◆ **Written task**:
Nothing in the records may be left out or altered; reproduce them all exactly.

◆ **Data shown**:

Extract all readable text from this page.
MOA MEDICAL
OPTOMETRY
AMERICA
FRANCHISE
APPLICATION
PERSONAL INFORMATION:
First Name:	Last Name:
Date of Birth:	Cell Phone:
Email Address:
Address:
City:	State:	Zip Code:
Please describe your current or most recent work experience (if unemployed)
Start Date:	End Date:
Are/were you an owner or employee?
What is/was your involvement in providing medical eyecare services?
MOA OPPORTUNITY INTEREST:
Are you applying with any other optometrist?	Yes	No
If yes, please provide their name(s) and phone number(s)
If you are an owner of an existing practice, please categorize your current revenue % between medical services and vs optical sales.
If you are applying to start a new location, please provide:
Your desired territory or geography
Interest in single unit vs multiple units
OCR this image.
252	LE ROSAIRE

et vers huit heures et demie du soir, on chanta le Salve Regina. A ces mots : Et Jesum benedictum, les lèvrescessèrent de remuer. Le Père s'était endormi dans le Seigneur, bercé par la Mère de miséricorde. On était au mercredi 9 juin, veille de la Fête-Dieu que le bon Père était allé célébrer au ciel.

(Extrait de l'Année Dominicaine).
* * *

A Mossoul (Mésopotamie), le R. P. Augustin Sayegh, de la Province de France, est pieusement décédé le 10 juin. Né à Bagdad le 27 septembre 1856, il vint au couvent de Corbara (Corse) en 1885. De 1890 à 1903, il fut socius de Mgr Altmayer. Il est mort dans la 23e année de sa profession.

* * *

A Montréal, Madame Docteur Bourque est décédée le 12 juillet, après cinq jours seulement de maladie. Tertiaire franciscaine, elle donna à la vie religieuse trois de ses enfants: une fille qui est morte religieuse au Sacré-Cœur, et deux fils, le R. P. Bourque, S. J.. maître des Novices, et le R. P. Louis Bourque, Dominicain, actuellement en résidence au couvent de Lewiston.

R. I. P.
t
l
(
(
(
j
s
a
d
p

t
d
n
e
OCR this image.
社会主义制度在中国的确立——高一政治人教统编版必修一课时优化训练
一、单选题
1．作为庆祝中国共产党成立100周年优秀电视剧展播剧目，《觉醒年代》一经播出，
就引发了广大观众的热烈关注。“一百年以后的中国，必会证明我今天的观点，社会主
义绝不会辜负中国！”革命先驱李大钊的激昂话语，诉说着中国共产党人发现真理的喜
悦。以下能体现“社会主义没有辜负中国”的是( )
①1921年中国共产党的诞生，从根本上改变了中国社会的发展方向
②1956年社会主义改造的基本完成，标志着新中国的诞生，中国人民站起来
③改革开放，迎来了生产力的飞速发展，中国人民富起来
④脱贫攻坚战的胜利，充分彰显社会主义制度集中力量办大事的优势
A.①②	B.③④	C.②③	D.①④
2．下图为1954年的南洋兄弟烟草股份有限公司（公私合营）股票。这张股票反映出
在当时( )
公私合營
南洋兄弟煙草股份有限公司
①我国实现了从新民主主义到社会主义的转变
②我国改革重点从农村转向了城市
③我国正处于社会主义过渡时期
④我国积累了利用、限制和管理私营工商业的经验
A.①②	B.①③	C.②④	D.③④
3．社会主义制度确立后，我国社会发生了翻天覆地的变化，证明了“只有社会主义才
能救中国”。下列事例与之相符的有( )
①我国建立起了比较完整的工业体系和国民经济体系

◆ **Finished answer**:
Extract all readable text from this page.
MOA MEDICAL
OPTOMETRY
AMERICA
FRANCHISE
APPLICATION
PERSONAL INFORMATION:
First Name:	Last Name:
Date of Birth:	Cell Phone:
Email Address:
Address:
City:	State:	Zip Code:
Please describe your current or most recent work experience (if unemployed)
Start Date:	End Date:
Are/were you an owner or employee?
What is/was your involvement in providing medical eyecare services?
MOA OPPORTUNITY INTEREST:
Are you applying with any other optometrist?	Yes	No
If yes, please provide their name(s) and phone number(s)
If you are an owner of an existing practice, please categorize your current revenue % between medical services and vs optical sales.
If you are applying to start a new location, please provide:
Your desired territory or geography
Interest in single unit vs multiple units
OCR this image.
252	LE ROSAIRE

et vers huit heures et demie du soir, on chanta le Salve Regina. A ces mots : Et Jesum benedictum, les lèvrescessèrent de remuer. Le Père s'était endormi dans le Seigneur, bercé par la Mère de miséricorde. On était au mercredi 9 juin, veille de la Fête-Dieu que le bon Père était allé célébrer au ciel.

(Extrait de l'Année Dominicaine).
* * *

A Mossoul (Mésopotamie), le R. P. Augustin Sayegh, de la Province de France, est pieusement décédé le 10 juin. Né à Bagdad le 27 septembre 1856, il vint au couvent de Corbara (Corse) en 1885. De 1890 à 1903, il fut socius de Mgr Altmayer. Il est mort dans la 23e année de sa profession.

* * *

A Montréal, Madame Docteur Bourque est décédée le 12 juillet, après cinq jours seulement de maladie. Tertiaire franciscaine, elle donna à la vie religieuse trois de ses enfants: une fille qui est morte religieuse au Sacré-Cœur, et deux fils, le R. P. Bourque, S. J.. maître des Novices, et le R. P. Louis Bourque, Dominicain, actuellement en résidence au couvent de Lewiston.

R. I. P.
t
l
(
(
(
j
s
a
d
p

t
d
n
e
OCR this image.
社会主义制度在中国的确立——高一政治人教统编版必修一课时优化训练
一、单选题
1．作为庆祝中国共产党成立100周年优秀电视剧展播剧目，《觉醒年代》一经播出，
就引发了广大观众的热烈关注。“一百年以后的中国，必会证明我今天的观点，社会主
义绝不会辜负中国！”革命先驱李大钊的激昂话语，诉说着中国共产党人发现真理的喜
悦。以下能体现“社会主义没有辜负中国”的是( )
①1921年中国共产党的诞生，从根本上改变了中国社会的发展方向
②1956年社会主义改造的基本完成，标志着新中国的诞生，中国人民站起来
③改革开放，迎来了生产力的飞速发展，中国人民富起来
④脱贫攻坚战的胜利，充分彰显社会主义制度集中力量办大事的优势
A.①②	B.③④	C.②③	D.①④
2．下图为1954年的南洋兄弟烟草股份有限公司（公私合营）股票。这张股票反映出
在当时( )
公私合營
南洋兄弟煙草股份有限公司
①我国实现了从新民主主义到社会主义的转变
②我国改革重点从农村转向了城市
③我国正处于社会主义过渡时期
④我国积累了利用、限制和管理私营工商业的经验
A.①②	B.①③	C.②④	D.③④
3．社会主义制度确立后，我国社会发生了翻天覆地的变化，证明了“只有社会主义才
能救中国”。下列事例与之相符的有( )
①我国建立起了比较完整的工业体系和国民经济体系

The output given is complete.